** Dataset **
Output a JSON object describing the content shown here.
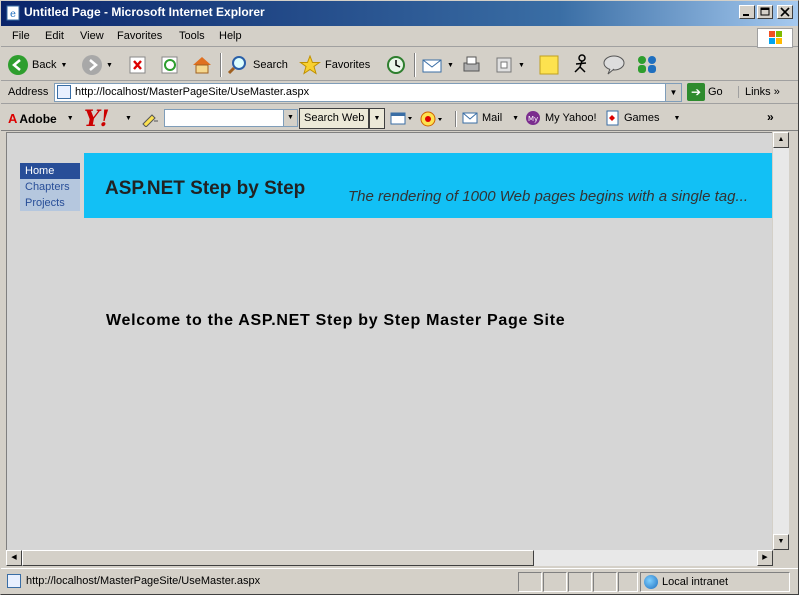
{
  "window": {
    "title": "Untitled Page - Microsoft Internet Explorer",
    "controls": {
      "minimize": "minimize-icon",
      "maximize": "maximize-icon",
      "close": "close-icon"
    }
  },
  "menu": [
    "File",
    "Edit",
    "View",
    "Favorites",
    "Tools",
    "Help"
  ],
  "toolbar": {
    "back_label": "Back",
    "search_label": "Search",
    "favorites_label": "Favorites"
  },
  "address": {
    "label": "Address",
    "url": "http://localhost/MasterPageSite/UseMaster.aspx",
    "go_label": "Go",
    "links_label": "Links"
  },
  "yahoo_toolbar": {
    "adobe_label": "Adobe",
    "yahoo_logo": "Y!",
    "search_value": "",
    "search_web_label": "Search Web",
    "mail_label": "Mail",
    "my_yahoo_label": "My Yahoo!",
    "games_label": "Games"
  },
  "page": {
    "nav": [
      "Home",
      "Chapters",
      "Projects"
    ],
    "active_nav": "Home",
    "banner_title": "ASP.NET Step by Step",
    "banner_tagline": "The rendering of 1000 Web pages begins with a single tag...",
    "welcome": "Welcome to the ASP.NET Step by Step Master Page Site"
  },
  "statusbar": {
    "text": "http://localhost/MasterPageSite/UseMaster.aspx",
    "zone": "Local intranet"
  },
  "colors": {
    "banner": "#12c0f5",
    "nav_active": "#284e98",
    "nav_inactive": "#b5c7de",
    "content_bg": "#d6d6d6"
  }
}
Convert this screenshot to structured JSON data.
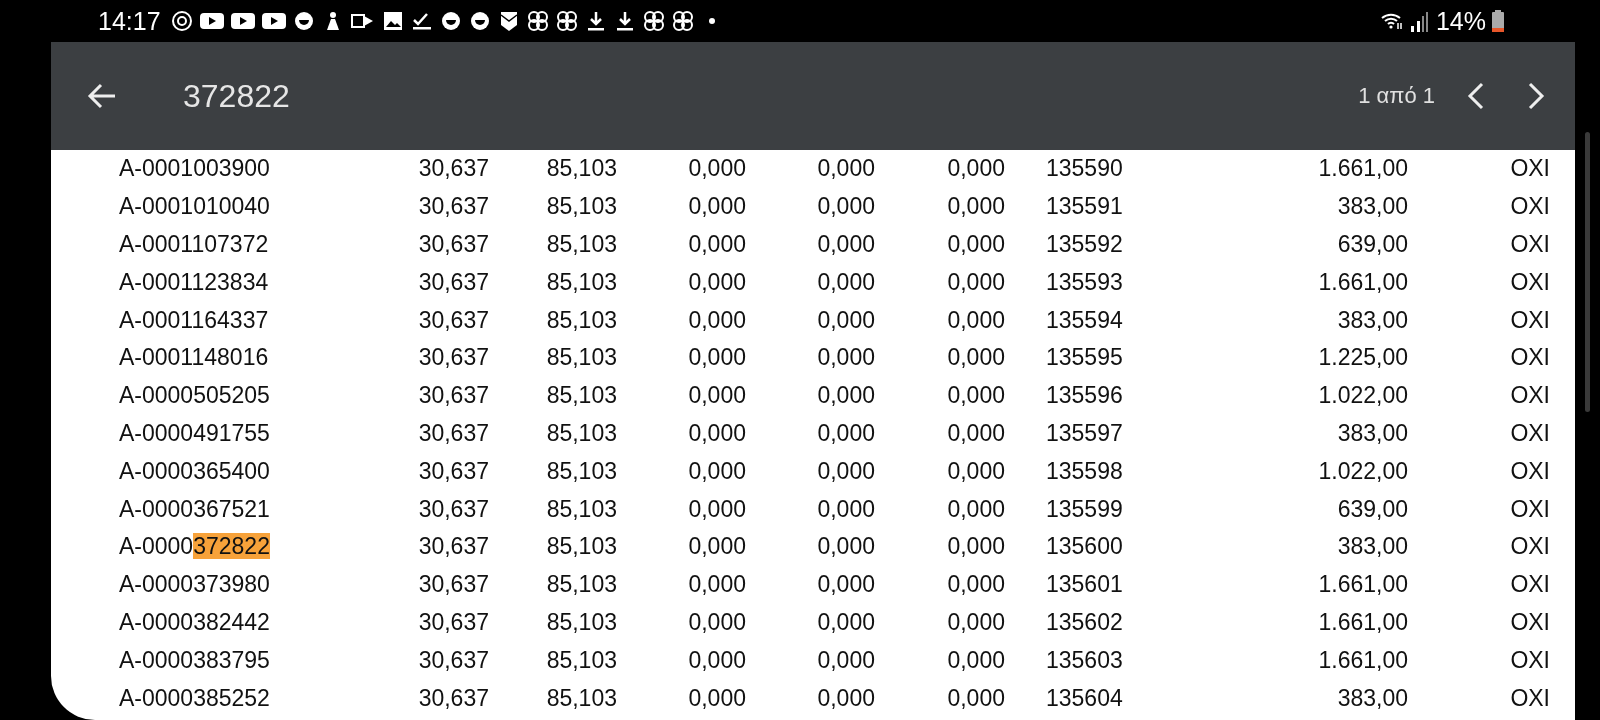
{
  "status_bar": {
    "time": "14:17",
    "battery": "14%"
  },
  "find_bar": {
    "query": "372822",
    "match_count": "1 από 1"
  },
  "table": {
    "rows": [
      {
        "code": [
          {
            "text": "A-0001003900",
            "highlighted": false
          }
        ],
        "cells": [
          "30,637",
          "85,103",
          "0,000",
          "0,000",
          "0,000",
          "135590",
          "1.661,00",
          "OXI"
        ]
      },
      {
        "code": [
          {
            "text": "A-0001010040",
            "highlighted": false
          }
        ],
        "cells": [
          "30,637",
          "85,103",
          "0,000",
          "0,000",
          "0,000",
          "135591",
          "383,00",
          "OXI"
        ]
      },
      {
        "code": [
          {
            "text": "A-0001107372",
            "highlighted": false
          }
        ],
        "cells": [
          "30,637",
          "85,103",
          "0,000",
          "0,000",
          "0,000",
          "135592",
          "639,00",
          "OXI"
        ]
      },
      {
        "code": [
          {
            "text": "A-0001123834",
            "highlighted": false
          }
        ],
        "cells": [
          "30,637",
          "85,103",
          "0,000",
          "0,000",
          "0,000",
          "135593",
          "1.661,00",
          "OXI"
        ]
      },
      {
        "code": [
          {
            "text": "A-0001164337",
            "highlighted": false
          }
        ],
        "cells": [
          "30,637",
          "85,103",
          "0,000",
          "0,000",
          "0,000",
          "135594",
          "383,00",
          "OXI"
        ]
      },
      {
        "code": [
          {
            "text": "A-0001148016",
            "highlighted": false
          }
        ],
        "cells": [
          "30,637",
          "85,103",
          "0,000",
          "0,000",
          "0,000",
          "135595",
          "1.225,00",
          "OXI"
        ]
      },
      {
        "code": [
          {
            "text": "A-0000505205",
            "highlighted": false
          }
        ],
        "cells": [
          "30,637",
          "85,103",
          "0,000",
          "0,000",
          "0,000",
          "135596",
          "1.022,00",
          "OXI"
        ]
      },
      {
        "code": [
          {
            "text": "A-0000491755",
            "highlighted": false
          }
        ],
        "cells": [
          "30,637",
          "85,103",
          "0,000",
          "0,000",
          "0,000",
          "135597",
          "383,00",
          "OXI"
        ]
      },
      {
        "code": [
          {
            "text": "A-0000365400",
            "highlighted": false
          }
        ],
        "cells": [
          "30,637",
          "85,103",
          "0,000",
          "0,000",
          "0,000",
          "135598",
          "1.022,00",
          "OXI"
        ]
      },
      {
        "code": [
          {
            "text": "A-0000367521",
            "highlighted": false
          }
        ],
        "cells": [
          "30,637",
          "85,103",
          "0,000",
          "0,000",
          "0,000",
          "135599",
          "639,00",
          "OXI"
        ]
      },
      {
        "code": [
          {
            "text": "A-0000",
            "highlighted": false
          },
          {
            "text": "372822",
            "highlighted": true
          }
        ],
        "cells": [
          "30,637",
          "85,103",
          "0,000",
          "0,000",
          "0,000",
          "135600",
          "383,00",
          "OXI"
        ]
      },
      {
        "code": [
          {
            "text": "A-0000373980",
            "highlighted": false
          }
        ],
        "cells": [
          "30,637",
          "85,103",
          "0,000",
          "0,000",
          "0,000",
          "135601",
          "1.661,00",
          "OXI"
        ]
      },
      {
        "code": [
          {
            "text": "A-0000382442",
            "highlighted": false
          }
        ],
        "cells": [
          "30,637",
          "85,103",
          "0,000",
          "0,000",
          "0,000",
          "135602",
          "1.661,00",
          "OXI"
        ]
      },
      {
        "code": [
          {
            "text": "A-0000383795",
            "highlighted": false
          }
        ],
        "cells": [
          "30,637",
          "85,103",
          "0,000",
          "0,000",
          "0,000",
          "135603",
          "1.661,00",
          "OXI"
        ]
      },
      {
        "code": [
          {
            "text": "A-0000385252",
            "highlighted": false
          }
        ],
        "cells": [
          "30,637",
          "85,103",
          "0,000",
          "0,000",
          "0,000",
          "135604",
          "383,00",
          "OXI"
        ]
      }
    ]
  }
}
...
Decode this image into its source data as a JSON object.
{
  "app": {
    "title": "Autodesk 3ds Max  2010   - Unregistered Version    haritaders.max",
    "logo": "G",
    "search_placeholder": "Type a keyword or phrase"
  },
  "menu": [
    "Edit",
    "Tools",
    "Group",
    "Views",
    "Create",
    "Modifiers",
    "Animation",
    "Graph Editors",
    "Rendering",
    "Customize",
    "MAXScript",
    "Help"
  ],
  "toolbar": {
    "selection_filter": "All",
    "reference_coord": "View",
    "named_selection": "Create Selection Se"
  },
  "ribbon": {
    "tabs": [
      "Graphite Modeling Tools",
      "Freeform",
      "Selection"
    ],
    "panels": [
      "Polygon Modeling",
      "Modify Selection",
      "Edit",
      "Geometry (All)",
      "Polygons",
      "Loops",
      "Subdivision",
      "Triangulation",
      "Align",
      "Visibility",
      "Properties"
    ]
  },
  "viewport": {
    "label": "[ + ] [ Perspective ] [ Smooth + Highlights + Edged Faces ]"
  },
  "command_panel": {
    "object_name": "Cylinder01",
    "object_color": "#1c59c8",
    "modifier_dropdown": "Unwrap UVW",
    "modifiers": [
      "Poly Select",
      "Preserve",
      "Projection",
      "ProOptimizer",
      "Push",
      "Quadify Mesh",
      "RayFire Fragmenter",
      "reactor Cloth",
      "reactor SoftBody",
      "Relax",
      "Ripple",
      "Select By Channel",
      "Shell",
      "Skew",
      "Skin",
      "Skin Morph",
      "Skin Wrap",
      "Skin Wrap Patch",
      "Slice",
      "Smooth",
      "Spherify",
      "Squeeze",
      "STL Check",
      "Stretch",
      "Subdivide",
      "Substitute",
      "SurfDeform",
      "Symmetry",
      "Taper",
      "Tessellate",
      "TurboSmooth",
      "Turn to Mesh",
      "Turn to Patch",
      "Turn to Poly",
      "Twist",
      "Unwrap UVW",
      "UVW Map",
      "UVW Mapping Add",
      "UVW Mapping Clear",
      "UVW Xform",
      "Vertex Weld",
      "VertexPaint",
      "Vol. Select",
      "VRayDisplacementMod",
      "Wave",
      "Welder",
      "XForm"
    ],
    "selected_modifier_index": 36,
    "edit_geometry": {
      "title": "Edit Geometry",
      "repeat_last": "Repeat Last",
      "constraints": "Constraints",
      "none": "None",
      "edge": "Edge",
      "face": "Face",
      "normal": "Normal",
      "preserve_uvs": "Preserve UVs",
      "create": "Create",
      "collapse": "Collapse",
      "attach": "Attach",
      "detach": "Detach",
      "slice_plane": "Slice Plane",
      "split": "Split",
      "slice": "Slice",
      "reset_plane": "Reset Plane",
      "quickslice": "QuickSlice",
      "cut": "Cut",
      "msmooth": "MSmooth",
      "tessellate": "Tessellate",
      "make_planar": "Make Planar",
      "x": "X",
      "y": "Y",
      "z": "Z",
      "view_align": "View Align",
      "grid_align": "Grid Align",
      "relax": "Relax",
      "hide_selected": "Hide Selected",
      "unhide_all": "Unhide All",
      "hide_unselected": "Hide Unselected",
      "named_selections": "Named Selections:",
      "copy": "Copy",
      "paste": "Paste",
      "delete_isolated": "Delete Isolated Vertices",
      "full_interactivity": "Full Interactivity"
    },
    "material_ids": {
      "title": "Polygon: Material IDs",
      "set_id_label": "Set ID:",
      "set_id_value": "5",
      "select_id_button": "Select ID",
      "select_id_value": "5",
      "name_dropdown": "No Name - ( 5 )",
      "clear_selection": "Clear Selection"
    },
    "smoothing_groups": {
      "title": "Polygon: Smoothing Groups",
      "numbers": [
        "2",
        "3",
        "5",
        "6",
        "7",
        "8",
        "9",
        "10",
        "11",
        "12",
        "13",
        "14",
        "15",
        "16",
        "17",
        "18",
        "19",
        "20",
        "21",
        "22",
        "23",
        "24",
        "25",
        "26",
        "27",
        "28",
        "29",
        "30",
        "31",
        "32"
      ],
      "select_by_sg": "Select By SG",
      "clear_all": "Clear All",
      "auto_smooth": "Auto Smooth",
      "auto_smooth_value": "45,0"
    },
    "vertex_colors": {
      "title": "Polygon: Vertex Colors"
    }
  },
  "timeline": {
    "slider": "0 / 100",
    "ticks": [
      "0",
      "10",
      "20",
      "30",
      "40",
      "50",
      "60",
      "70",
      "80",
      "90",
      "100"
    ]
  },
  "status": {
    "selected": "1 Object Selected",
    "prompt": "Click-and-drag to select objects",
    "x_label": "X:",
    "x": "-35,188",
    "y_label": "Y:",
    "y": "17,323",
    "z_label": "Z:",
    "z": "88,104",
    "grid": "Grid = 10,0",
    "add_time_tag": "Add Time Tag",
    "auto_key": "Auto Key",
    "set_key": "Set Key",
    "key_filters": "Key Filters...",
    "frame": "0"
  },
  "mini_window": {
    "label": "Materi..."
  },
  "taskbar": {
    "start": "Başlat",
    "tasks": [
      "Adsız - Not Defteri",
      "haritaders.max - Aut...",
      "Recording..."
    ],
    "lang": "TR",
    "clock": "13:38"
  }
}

** Directive **
Check each line of the records for the word "this" and extract those that contain it.

** Finished task **
Convert this screenshot to structured JSON data.
Decode this image into its source data as a JSON object.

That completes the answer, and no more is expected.